§ Problem description
Every line with the word "ОБРАЗОВАНИЯ" in it should be extracted from the data that follows.

§ Records to use
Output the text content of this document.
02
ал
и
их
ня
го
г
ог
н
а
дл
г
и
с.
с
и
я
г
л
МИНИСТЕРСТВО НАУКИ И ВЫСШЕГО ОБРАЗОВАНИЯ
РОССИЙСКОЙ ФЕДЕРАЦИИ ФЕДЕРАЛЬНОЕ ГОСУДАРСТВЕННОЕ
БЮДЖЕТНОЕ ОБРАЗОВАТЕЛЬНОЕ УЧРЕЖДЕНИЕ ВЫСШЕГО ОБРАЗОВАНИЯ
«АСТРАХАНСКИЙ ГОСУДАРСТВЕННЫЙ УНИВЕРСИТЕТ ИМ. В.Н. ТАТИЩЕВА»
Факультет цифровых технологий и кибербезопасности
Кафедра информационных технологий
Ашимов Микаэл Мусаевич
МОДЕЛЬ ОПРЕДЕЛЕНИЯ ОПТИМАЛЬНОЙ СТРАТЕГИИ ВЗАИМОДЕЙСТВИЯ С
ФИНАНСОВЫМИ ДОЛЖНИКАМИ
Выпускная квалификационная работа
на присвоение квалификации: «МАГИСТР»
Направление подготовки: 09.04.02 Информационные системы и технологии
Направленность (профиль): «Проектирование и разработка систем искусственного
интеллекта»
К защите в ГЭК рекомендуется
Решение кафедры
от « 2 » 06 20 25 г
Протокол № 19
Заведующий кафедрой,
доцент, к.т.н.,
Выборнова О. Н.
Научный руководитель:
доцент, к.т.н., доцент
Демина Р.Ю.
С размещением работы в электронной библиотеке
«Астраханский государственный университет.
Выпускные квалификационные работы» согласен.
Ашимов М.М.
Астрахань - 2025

§ Worked answer
МИНИСТЕРСТВО НАУКИ И ВЫСШЕГО ОБРАЗОВАНИЯ
БЮДЖЕТНОЕ ОБРАЗОВАТЕЛЬНОЕ УЧРЕЖДЕНИЕ ВЫСШЕГО ОБРАЗОВАНИЯ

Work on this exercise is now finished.